» SUPPLIED DATA

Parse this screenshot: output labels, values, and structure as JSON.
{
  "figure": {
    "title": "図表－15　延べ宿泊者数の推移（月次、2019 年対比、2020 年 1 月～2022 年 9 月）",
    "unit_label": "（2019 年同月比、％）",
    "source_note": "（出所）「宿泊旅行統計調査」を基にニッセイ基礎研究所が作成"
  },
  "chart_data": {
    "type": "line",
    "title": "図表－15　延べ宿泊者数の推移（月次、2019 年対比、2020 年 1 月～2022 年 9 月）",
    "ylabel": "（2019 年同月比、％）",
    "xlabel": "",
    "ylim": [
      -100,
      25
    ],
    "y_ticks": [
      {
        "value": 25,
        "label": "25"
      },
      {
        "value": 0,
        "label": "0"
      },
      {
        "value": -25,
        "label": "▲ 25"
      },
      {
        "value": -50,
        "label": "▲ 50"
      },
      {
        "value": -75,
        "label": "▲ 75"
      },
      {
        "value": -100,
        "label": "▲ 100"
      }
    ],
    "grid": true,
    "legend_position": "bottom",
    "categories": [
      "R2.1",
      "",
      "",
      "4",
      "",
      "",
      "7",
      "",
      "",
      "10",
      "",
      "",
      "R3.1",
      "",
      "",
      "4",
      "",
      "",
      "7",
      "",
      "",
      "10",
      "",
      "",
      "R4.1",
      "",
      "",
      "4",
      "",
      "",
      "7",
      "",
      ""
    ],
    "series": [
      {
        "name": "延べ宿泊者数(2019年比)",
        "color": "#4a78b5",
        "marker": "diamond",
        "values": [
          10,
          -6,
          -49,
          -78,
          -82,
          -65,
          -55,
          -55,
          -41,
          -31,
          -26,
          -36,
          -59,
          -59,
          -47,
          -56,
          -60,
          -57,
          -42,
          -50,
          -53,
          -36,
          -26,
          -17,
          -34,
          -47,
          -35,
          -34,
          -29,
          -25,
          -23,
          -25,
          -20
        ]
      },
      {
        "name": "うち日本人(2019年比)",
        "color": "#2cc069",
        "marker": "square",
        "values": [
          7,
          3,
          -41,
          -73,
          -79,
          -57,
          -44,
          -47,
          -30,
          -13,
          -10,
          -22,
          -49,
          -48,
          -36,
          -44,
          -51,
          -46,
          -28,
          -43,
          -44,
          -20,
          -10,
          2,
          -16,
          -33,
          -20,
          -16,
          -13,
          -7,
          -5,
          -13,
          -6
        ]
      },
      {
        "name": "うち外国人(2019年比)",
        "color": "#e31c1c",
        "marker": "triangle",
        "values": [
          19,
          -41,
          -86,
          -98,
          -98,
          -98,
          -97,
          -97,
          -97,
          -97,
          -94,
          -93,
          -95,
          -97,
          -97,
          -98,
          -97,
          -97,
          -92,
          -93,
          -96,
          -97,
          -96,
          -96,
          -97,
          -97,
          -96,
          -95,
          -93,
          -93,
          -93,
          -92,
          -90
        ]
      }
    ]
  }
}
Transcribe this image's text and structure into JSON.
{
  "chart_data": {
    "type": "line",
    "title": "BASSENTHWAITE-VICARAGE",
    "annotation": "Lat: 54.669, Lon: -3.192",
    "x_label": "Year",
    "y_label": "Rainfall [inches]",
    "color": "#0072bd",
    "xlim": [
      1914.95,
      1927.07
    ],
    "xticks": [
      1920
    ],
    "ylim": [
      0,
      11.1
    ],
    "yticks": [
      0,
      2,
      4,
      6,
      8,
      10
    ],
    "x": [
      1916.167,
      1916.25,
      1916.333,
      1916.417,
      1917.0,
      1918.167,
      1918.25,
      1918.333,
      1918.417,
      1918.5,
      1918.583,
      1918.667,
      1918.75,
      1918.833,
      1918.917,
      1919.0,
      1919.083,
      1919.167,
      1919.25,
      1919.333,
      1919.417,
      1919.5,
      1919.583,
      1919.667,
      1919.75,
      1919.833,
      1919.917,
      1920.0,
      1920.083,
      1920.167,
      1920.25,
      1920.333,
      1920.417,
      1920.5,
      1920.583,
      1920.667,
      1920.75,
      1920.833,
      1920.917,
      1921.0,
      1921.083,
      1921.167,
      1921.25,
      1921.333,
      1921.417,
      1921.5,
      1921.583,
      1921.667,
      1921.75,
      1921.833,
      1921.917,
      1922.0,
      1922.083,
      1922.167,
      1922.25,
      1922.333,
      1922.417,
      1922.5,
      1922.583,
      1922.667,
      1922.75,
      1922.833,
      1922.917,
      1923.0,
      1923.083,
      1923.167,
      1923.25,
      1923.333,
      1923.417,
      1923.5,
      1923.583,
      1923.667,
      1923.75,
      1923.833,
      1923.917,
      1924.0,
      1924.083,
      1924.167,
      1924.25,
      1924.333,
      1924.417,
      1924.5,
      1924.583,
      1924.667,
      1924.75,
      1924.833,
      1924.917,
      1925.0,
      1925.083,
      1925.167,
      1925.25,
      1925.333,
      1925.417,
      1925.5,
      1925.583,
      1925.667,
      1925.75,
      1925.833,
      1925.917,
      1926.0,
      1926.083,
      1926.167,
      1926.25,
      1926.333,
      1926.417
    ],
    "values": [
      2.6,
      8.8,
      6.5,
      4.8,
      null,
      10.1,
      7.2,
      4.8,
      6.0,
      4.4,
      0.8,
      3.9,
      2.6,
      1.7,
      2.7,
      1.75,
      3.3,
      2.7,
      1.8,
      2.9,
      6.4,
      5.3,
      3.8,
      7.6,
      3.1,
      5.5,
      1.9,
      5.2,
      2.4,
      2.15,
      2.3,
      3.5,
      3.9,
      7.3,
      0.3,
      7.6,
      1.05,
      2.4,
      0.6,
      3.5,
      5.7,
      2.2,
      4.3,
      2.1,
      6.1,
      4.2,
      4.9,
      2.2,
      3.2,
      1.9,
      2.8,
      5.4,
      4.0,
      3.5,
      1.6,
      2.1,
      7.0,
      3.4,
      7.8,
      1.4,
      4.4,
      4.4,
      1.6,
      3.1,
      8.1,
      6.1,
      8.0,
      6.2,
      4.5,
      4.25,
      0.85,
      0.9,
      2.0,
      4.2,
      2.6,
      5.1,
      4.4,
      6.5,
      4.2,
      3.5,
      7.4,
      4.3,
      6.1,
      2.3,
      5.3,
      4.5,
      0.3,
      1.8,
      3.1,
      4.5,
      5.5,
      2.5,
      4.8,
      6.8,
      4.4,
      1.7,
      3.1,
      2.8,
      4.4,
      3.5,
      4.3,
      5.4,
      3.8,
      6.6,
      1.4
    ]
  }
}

» WHAT IS ASKED
Print all of the entries exactly as they appear.

» EXPECTED ANSWER
Parse this screenshot: output labels, values, and structure as JSON.
{
  "figure": {
    "title": "図表－15　延べ宿泊者数の推移（月次、2019 年対比、2020 年 1 月～2022 年 9 月）",
    "unit_label": "（2019 年同月比、％）",
    "source_note": "（出所）「宿泊旅行統計調査」を基にニッセイ基礎研究所が作成"
  },
  "chart_data": {
    "type": "line",
    "title": "図表－15　延べ宿泊者数の推移（月次、2019 年対比、2020 年 1 月～2022 年 9 月）",
    "ylabel": "（2019 年同月比、％）",
    "xlabel": "",
    "ylim": [
      -100,
      25
    ],
    "y_ticks": [
      {
        "value": 25,
        "label": "25"
      },
      {
        "value": 0,
        "label": "0"
      },
      {
        "value": -25,
        "label": "▲ 25"
      },
      {
        "value": -50,
        "label": "▲ 50"
      },
      {
        "value": -75,
        "label": "▲ 75"
      },
      {
        "value": -100,
        "label": "▲ 100"
      }
    ],
    "grid": true,
    "legend_position": "bottom",
    "categories": [
      "R2.1",
      "",
      "",
      "4",
      "",
      "",
      "7",
      "",
      "",
      "10",
      "",
      "",
      "R3.1",
      "",
      "",
      "4",
      "",
      "",
      "7",
      "",
      "",
      "10",
      "",
      "",
      "R4.1",
      "",
      "",
      "4",
      "",
      "",
      "7",
      "",
      ""
    ],
    "series": [
      {
        "name": "延べ宿泊者数(2019年比)",
        "color": "#4a78b5",
        "marker": "diamond",
        "values": [
          10,
          -6,
          -49,
          -78,
          -82,
          -65,
          -55,
          -55,
          -41,
          -31,
          -26,
          -36,
          -59,
          -59,
          -47,
          -56,
          -60,
          -57,
          -42,
          -50,
          -53,
          -36,
          -26,
          -17,
          -34,
          -47,
          -35,
          -34,
          -29,
          -25,
          -23,
          -25,
          -20
        ]
      },
      {
        "name": "うち日本人(2019年比)",
        "color": "#2cc069",
        "marker": "square",
        "values": [
          7,
          3,
          -41,
          -73,
          -79,
          -57,
          -44,
          -47,
          -30,
          -13,
          -10,
          -22,
          -49,
          -48,
          -36,
          -44,
          -51,
          -46,
          -28,
          -43,
          -44,
          -20,
          -10,
          2,
          -16,
          -33,
          -20,
          -16,
          -13,
          -7,
          -5,
          -13,
          -6
        ]
      },
      {
        "name": "うち外国人(2019年比)",
        "color": "#e31c1c",
        "marker": "triangle",
        "values": [
          19,
          -41,
          -86,
          -98,
          -98,
          -98,
          -97,
          -97,
          -97,
          -97,
          -94,
          -93,
          -95,
          -97,
          -97,
          -98,
          -97,
          -97,
          -92,
          -93,
          -96,
          -97,
          -96,
          -96,
          -97,
          -97,
          -96,
          -95,
          -93,
          -93,
          -93,
          -92,
          -90
        ]
      }
    ]
  }
}
Transcribe this image's text and structure into JSON.
{
  "chart_data": {
    "type": "line",
    "title": "BASSENTHWAITE-VICARAGE",
    "annotation": "Lat: 54.669, Lon: -3.192",
    "x_label": "Year",
    "y_label": "Rainfall [inches]",
    "color": "#0072bd",
    "xlim": [
      1914.95,
      1927.07
    ],
    "xticks": [
      1920
    ],
    "ylim": [
      0,
      11.1
    ],
    "yticks": [
      0,
      2,
      4,
      6,
      8,
      10
    ],
    "x": [
      1916.167,
      1916.25,
      1916.333,
      1916.417,
      1917.0,
      1918.167,
      1918.25,
      1918.333,
      1918.417,
      1918.5,
      1918.583,
      1918.667,
      1918.75,
      1918.833,
      1918.917,
      1919.0,
      1919.083,
      1919.167,
      1919.25,
      1919.333,
      1919.417,
      1919.5,
      1919.583,
      1919.667,
      1919.75,
      1919.833,
      1919.917,
      1920.0,
      1920.083,
      1920.167,
      1920.25,
      1920.333,
      1920.417,
      1920.5,
      1920.583,
      1920.667,
      1920.75,
      1920.833,
      1920.917,
      1921.0,
      1921.083,
      1921.167,
      1921.25,
      1921.333,
      1921.417,
      1921.5,
      1921.583,
      1921.667,
      1921.75,
      1921.833,
      1921.917,
      1922.0,
      1922.083,
      1922.167,
      1922.25,
      1922.333,
      1922.417,
      1922.5,
      1922.583,
      1922.667,
      1922.75,
      1922.833,
      1922.917,
      1923.0,
      1923.083,
      1923.167,
      1923.25,
      1923.333,
      1923.417,
      1923.5,
      1923.583,
      1923.667,
      1923.75,
      1923.833,
      1923.917,
      1924.0,
      1924.083,
      1924.167,
      1924.25,
      1924.333,
      1924.417,
      1924.5,
      1924.583,
      1924.667,
      1924.75,
      1924.833,
      1924.917,
      1925.0,
      1925.083,
      1925.167,
      1925.25,
      1925.333,
      1925.417,
      1925.5,
      1925.583,
      1925.667,
      1925.75,
      1925.833,
      1925.917,
      1926.0,
      1926.083,
      1926.167,
      1926.25,
      1926.333,
      1926.417
    ],
    "values": [
      2.6,
      8.8,
      6.5,
      4.8,
      null,
      10.1,
      7.2,
      4.8,
      6.0,
      4.4,
      0.8,
      3.9,
      2.6,
      1.7,
      2.7,
      1.75,
      3.3,
      2.7,
      1.8,
      2.9,
      6.4,
      5.3,
      3.8,
      7.6,
      3.1,
      5.5,
      1.9,
      5.2,
      2.4,
      2.15,
      2.3,
      3.5,
      3.9,
      7.3,
      0.3,
      7.6,
      1.05,
      2.4,
      0.6,
      3.5,
      5.7,
      2.2,
      4.3,
      2.1,
      6.1,
      4.2,
      4.9,
      2.2,
      3.2,
      1.9,
      2.8,
      5.4,
      4.0,
      3.5,
      1.6,
      2.1,
      7.0,
      3.4,
      7.8,
      1.4,
      4.4,
      4.4,
      1.6,
      3.1,
      8.1,
      6.1,
      8.0,
      6.2,
      4.5,
      4.25,
      0.85,
      0.9,
      2.0,
      4.2,
      2.6,
      5.1,
      4.4,
      6.5,
      4.2,
      3.5,
      7.4,
      4.3,
      6.1,
      2.3,
      5.3,
      4.5,
      0.3,
      1.8,
      3.1,
      4.5,
      5.5,
      2.5,
      4.8,
      6.8,
      4.4,
      1.7,
      3.1,
      2.8,
      4.4,
      3.5,
      4.3,
      5.4,
      3.8,
      6.6,
      1.4
    ]
  }
}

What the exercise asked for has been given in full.